§ Aim
From the entries below, please gather each line containing the string "table".
== Dataset extract ==
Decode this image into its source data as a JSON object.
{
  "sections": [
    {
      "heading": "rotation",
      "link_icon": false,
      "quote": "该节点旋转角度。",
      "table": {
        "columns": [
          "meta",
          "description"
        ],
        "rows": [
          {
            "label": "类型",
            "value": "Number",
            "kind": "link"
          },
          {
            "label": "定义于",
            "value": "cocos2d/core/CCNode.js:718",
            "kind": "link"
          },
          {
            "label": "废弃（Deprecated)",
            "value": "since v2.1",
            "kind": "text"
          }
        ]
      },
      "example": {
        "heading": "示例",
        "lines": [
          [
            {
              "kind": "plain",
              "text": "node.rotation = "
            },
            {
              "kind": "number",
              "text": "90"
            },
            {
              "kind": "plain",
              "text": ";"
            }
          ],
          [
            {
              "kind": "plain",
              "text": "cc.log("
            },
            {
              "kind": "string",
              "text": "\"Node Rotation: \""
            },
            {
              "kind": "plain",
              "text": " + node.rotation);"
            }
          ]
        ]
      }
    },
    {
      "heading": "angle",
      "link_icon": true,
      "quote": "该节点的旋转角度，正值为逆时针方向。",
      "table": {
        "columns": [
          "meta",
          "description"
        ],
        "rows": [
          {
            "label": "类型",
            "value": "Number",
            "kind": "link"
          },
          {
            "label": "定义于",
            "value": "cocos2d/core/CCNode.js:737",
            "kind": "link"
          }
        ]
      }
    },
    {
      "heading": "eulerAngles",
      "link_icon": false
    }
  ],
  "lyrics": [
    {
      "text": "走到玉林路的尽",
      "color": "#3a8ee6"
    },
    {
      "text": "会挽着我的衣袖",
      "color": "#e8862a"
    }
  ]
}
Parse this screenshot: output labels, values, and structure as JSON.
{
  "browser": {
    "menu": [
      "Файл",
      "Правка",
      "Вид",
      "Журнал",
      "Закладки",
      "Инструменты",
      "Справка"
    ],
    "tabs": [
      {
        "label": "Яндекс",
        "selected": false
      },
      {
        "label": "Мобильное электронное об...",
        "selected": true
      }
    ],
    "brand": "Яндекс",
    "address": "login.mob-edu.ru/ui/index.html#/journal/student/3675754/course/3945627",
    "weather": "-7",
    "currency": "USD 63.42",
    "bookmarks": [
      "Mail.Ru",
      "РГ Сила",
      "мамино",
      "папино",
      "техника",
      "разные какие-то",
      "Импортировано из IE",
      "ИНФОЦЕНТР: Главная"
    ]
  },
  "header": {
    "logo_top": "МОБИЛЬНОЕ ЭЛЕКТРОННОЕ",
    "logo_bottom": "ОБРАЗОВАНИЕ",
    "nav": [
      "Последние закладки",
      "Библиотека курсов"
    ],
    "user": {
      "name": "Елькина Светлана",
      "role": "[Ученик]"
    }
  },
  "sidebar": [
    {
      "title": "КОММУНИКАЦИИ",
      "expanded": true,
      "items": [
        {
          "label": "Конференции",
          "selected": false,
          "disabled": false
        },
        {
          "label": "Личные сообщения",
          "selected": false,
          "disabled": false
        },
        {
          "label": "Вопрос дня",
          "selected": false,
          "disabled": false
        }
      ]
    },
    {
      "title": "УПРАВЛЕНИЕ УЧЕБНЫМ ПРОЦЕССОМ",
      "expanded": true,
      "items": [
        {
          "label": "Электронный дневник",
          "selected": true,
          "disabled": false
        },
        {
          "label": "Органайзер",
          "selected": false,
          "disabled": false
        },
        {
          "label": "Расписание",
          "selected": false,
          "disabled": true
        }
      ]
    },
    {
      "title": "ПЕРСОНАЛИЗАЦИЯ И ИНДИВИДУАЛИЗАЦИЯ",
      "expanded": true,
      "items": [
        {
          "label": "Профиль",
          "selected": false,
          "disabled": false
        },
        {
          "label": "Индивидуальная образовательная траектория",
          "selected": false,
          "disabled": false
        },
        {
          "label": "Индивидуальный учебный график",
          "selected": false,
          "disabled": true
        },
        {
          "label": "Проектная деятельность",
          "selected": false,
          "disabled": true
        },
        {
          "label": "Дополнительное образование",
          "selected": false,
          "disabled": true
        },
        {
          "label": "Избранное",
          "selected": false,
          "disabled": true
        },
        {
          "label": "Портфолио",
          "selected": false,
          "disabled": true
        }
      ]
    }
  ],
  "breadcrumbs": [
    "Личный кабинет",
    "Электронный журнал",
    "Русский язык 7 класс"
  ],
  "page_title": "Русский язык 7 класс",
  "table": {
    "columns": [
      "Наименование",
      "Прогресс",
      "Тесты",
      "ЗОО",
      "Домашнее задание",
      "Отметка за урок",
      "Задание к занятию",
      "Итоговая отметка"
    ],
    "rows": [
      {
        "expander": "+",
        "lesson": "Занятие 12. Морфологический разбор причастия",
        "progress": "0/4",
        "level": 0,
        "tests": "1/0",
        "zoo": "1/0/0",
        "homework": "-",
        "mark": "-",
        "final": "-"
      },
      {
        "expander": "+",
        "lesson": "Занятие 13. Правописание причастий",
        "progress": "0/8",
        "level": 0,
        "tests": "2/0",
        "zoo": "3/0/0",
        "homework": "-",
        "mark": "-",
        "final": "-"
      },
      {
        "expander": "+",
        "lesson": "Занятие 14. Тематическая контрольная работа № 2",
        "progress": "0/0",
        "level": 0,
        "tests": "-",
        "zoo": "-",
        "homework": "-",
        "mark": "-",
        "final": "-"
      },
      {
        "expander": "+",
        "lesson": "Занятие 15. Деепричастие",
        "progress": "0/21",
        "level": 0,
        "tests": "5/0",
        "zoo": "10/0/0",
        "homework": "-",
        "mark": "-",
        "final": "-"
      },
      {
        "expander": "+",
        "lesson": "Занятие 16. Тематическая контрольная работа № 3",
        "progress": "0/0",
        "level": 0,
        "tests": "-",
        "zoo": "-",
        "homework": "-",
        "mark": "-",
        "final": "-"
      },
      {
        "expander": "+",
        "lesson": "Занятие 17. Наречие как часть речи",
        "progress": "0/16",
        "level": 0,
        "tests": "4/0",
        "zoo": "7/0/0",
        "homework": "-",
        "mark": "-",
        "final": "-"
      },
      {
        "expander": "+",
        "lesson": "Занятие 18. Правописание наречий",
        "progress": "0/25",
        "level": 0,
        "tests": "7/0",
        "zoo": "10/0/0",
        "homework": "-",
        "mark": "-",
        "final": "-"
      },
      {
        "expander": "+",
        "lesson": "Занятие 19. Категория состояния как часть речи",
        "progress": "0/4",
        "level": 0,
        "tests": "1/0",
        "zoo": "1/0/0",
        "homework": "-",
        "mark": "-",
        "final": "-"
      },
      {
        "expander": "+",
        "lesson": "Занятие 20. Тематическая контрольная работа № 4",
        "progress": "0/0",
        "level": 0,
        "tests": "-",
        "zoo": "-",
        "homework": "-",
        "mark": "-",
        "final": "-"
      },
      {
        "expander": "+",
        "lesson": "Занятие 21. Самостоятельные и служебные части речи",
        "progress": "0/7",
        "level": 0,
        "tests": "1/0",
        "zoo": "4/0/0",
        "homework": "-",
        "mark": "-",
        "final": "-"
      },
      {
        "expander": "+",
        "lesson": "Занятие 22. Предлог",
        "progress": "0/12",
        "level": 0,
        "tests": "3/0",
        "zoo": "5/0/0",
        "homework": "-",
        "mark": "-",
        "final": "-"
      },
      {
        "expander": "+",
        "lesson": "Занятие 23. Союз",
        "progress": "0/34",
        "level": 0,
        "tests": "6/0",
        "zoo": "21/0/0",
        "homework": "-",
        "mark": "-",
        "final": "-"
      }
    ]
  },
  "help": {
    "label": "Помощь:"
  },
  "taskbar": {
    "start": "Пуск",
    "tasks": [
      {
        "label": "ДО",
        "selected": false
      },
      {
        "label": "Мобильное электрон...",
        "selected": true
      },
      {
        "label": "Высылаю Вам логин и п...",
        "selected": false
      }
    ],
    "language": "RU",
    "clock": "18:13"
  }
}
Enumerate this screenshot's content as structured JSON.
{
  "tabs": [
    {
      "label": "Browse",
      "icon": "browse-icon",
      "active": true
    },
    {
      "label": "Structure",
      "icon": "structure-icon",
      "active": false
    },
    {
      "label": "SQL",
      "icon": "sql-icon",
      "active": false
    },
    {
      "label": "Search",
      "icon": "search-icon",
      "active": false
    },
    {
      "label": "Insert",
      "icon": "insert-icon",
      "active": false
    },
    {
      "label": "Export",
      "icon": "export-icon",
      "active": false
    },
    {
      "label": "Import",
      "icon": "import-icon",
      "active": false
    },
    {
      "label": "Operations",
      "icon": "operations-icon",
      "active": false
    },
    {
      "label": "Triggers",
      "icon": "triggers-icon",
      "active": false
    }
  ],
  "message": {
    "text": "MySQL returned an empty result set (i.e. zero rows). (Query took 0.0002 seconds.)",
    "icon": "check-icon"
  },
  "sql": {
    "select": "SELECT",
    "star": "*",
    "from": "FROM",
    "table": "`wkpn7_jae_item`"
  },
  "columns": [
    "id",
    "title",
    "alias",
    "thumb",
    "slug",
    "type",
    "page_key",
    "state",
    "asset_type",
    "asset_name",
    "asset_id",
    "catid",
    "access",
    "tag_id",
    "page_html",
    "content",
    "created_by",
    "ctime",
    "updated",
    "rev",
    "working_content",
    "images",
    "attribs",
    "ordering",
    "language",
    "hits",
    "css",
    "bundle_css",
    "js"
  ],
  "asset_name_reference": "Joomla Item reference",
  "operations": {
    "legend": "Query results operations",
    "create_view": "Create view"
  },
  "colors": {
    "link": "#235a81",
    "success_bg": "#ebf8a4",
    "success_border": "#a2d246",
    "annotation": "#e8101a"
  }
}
===
§ Output of the exercise
      "table": {
      "table": {
  "table": {
    "table": "`wkpn7_jae_item`"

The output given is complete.